| SUPPLIED RECORDS |
--- BEGIN ---
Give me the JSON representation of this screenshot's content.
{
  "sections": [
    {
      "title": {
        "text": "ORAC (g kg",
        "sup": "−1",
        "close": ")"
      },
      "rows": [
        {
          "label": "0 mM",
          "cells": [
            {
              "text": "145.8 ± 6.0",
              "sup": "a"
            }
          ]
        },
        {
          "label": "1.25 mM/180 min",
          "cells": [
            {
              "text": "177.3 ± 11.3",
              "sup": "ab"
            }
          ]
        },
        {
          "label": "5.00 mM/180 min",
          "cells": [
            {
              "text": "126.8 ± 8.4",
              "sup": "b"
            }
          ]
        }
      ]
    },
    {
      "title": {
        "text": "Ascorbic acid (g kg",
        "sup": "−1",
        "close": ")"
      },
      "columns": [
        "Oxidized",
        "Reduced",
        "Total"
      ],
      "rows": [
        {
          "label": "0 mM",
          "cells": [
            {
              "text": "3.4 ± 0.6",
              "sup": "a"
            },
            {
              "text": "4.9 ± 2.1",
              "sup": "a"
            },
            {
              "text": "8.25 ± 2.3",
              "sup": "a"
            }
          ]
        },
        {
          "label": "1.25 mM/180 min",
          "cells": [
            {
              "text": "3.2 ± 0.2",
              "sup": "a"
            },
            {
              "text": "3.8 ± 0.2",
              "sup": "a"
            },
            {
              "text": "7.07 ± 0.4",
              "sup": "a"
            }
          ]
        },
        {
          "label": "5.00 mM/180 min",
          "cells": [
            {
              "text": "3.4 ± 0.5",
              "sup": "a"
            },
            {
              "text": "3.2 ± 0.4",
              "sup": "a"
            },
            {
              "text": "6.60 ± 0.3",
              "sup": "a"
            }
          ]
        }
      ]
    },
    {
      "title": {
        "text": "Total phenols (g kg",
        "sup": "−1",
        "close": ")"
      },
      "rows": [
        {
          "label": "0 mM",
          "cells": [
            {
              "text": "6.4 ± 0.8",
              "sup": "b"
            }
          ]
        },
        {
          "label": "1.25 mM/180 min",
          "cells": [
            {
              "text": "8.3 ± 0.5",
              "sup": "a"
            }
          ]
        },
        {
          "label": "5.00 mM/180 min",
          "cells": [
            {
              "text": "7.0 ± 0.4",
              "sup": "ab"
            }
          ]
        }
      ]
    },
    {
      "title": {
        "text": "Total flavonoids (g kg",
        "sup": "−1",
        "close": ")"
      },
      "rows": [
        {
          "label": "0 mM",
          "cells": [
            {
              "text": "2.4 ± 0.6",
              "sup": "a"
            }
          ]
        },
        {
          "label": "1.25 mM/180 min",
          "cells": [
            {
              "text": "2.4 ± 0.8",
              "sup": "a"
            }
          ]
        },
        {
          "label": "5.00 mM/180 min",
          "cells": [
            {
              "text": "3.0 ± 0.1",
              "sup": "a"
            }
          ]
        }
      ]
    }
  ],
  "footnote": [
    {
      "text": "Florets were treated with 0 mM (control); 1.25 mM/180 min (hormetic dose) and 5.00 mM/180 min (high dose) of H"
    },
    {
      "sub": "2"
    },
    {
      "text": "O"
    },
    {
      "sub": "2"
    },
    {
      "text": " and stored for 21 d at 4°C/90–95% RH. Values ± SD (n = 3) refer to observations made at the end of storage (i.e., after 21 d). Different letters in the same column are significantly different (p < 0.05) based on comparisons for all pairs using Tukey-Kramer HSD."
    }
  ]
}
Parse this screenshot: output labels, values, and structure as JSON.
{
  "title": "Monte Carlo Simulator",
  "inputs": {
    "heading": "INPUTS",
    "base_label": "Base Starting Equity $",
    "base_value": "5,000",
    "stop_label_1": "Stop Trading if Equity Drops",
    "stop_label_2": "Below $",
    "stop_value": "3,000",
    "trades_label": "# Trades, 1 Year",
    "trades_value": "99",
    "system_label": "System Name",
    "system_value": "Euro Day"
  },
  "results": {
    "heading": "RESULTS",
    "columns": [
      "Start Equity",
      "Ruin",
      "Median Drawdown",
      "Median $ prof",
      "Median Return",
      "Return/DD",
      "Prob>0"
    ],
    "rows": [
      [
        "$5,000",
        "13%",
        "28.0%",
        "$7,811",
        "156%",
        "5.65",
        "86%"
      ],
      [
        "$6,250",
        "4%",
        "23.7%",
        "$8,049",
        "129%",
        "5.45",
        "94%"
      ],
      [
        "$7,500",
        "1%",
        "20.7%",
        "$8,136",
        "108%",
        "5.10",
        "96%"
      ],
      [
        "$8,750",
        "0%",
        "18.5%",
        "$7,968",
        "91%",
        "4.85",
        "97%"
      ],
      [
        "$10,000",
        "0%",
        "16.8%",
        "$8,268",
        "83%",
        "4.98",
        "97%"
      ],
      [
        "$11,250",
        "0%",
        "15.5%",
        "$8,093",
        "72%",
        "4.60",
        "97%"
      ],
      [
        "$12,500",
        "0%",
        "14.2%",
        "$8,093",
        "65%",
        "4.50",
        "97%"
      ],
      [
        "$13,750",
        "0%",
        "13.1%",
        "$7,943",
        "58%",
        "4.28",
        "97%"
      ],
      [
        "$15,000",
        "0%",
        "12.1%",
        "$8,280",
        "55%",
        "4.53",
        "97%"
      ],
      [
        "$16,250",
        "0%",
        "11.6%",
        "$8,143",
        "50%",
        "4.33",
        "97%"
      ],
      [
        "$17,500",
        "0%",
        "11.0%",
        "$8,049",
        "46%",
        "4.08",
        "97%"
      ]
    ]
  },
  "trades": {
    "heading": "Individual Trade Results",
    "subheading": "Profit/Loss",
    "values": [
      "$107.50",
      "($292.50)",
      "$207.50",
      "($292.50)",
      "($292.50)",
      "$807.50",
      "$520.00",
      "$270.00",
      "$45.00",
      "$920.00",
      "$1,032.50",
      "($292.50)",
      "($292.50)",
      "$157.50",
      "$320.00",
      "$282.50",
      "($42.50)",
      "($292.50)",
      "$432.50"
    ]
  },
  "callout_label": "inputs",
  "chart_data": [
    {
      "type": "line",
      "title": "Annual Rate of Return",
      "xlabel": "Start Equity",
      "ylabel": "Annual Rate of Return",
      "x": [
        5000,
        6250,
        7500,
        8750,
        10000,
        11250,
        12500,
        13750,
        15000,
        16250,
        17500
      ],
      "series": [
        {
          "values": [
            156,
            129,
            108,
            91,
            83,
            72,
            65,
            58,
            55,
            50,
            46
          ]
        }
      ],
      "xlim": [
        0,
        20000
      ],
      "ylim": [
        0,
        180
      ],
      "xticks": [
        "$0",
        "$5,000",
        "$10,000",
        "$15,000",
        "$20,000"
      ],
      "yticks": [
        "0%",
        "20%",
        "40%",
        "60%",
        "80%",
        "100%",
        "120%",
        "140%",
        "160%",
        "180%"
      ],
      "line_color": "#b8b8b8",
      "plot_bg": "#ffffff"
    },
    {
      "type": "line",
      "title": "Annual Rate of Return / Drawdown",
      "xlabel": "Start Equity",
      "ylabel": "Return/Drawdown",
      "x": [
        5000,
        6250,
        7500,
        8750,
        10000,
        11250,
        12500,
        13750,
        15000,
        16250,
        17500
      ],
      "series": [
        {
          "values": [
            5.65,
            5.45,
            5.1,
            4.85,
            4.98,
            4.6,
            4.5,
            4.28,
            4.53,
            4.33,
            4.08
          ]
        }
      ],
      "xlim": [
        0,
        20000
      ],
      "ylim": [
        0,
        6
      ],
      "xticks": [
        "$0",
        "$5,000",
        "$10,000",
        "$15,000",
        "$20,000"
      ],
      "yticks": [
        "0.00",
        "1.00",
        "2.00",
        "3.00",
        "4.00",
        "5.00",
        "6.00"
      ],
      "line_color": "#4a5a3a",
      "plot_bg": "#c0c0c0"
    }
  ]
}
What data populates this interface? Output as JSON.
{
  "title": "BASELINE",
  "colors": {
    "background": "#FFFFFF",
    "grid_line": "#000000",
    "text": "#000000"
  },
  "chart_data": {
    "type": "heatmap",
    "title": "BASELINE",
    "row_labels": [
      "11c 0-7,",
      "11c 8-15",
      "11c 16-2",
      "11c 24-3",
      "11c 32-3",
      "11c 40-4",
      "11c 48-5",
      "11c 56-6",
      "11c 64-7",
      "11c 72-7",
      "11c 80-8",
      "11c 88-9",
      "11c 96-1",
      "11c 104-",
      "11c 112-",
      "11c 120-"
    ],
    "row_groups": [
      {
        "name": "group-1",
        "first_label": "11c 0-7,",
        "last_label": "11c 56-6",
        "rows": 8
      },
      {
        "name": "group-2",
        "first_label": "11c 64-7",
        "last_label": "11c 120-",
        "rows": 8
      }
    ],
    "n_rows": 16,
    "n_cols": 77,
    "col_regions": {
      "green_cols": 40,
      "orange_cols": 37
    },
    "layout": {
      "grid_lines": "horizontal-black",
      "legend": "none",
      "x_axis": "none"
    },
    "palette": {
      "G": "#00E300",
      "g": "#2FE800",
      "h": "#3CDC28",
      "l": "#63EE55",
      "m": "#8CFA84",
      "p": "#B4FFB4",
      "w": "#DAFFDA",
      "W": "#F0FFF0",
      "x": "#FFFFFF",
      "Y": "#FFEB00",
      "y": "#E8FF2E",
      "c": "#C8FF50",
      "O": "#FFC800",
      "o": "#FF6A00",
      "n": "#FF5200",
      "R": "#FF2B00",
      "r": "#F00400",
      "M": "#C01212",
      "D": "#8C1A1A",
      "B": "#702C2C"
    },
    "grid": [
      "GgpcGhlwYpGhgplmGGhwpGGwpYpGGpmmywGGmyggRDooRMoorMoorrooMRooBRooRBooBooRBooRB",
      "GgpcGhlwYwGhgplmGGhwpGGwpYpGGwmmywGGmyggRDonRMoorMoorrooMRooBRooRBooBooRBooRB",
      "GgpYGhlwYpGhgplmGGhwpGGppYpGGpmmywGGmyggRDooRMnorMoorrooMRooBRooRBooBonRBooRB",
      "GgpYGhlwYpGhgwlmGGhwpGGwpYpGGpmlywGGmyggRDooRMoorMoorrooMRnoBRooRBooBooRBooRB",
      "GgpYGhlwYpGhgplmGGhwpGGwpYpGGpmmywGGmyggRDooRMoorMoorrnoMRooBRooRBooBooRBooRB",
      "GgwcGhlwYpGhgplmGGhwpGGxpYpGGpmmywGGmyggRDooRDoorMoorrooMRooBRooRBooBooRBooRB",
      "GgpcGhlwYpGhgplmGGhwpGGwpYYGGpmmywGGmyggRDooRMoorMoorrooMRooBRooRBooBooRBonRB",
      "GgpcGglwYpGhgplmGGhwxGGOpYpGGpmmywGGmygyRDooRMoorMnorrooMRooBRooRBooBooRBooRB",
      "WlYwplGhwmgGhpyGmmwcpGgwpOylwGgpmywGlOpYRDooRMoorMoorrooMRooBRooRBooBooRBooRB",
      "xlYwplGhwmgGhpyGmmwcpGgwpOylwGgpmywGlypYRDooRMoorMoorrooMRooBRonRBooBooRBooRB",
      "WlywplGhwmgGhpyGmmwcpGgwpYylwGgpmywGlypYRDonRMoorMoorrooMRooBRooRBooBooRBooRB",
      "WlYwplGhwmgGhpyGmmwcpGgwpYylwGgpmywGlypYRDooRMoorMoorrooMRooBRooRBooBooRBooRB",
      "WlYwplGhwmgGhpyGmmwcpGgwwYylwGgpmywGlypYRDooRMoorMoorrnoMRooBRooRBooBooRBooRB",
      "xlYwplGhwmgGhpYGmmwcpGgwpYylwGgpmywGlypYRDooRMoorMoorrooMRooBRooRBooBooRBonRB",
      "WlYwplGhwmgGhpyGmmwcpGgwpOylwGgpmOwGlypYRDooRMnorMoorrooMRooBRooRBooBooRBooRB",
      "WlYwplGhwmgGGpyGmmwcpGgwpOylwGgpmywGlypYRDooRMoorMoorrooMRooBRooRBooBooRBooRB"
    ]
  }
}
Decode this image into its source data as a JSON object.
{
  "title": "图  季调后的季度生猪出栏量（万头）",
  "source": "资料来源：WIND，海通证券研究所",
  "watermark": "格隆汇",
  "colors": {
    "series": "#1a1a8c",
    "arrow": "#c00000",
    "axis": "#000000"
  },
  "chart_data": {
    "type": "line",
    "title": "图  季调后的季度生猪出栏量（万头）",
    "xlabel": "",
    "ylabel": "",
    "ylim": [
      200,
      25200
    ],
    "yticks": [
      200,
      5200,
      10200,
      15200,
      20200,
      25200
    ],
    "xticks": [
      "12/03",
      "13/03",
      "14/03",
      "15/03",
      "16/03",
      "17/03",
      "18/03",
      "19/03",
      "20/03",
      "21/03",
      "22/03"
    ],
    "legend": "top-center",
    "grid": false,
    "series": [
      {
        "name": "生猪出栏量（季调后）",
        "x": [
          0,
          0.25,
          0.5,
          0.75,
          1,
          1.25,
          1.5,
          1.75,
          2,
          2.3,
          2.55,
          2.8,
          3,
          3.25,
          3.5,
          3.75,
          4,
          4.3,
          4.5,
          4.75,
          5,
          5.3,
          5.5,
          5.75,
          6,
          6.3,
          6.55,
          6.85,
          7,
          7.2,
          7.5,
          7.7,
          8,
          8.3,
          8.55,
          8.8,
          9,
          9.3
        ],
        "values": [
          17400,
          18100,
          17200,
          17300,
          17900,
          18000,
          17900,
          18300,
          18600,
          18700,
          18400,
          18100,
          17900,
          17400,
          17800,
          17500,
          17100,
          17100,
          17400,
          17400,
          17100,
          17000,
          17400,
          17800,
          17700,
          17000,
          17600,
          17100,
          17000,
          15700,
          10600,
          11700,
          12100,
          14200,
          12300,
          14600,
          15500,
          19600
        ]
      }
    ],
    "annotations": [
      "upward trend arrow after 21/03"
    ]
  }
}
--- END ---
| WHAT YOU HAVE TO DO |
Identify every line above with the string "Rate" in it. Copy those lines.

| RESULT |
      "title": "Annual Rate of Return",
      "ylabel": "Annual Rate of Return",
      "title": "Annual Rate of Return / Drawdown",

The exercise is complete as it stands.